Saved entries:

▬▬▬▬▬▬

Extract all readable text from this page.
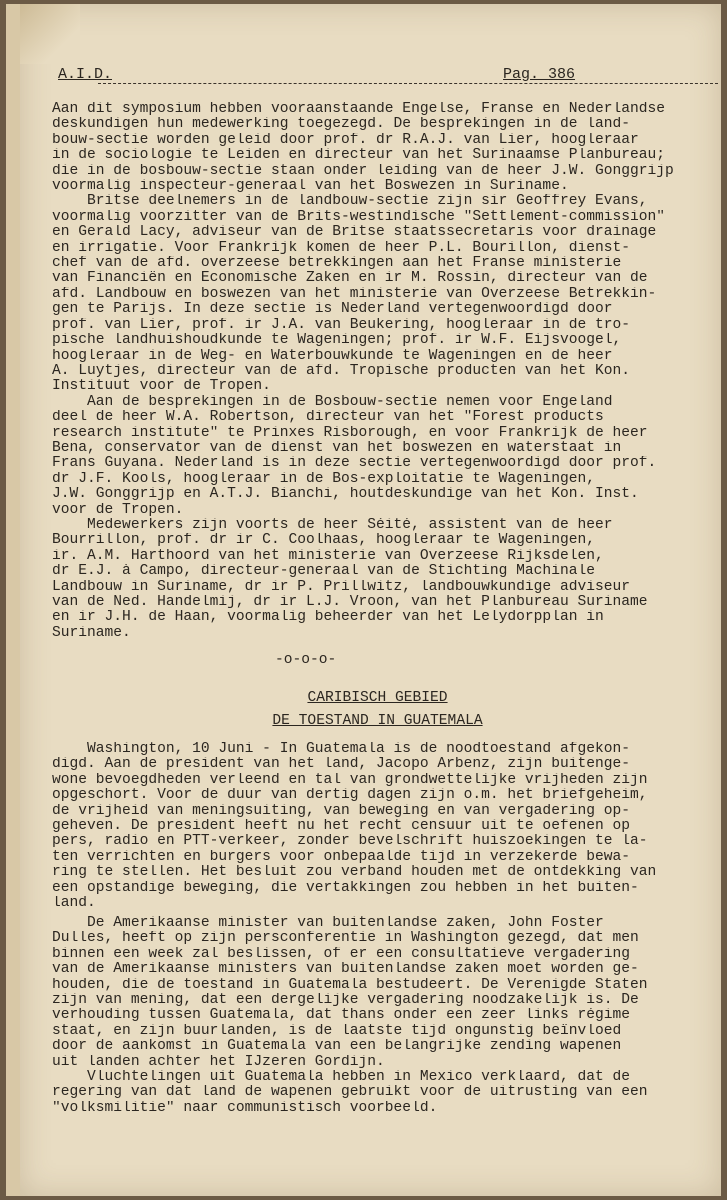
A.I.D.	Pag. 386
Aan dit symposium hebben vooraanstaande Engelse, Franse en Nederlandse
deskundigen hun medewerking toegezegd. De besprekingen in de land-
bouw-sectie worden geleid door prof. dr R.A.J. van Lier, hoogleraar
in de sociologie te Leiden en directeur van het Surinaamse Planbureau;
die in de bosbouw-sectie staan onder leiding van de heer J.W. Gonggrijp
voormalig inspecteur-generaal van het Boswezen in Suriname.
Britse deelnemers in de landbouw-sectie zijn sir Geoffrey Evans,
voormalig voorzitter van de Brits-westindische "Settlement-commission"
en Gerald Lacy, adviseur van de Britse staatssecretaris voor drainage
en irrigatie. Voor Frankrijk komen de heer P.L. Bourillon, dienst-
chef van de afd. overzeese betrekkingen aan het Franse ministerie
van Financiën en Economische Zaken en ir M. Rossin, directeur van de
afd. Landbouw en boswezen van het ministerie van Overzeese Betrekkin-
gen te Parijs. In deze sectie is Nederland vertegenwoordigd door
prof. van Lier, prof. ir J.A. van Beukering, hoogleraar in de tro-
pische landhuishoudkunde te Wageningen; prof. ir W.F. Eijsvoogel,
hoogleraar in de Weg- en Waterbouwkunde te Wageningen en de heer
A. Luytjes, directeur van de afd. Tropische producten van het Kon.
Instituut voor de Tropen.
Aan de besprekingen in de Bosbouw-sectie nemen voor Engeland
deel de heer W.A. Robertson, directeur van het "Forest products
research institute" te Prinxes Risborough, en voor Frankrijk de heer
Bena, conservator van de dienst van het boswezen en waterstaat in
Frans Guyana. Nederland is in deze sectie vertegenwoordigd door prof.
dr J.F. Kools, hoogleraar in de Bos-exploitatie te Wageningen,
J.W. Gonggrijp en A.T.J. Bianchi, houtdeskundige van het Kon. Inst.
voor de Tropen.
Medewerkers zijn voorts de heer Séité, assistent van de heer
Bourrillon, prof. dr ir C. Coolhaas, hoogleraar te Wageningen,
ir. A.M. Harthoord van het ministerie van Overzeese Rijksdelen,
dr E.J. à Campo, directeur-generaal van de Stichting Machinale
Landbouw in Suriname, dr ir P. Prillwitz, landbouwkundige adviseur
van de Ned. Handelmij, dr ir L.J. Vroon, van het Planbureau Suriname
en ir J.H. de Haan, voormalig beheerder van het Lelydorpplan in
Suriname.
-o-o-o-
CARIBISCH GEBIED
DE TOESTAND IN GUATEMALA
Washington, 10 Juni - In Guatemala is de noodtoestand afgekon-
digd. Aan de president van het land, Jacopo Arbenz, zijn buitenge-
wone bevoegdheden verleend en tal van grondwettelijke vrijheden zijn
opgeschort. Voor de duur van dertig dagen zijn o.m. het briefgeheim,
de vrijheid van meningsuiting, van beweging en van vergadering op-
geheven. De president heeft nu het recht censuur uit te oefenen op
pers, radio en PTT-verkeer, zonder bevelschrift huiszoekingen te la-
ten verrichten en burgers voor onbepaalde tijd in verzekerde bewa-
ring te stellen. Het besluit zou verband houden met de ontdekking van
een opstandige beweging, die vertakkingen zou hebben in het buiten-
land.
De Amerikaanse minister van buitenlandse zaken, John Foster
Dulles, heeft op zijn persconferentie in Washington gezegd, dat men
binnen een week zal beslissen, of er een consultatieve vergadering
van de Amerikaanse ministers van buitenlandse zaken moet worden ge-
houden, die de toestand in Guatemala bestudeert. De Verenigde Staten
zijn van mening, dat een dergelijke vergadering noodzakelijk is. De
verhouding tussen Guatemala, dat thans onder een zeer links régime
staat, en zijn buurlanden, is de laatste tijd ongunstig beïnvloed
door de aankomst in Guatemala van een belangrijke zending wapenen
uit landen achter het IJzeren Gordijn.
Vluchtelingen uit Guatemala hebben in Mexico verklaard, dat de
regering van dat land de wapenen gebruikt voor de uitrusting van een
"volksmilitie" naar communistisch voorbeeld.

▬▬▬▬▬▬

TASK GOAL: Tally how many lines in the material above hold the word "president". Write only that number.

CORRECT OUTPUT: 2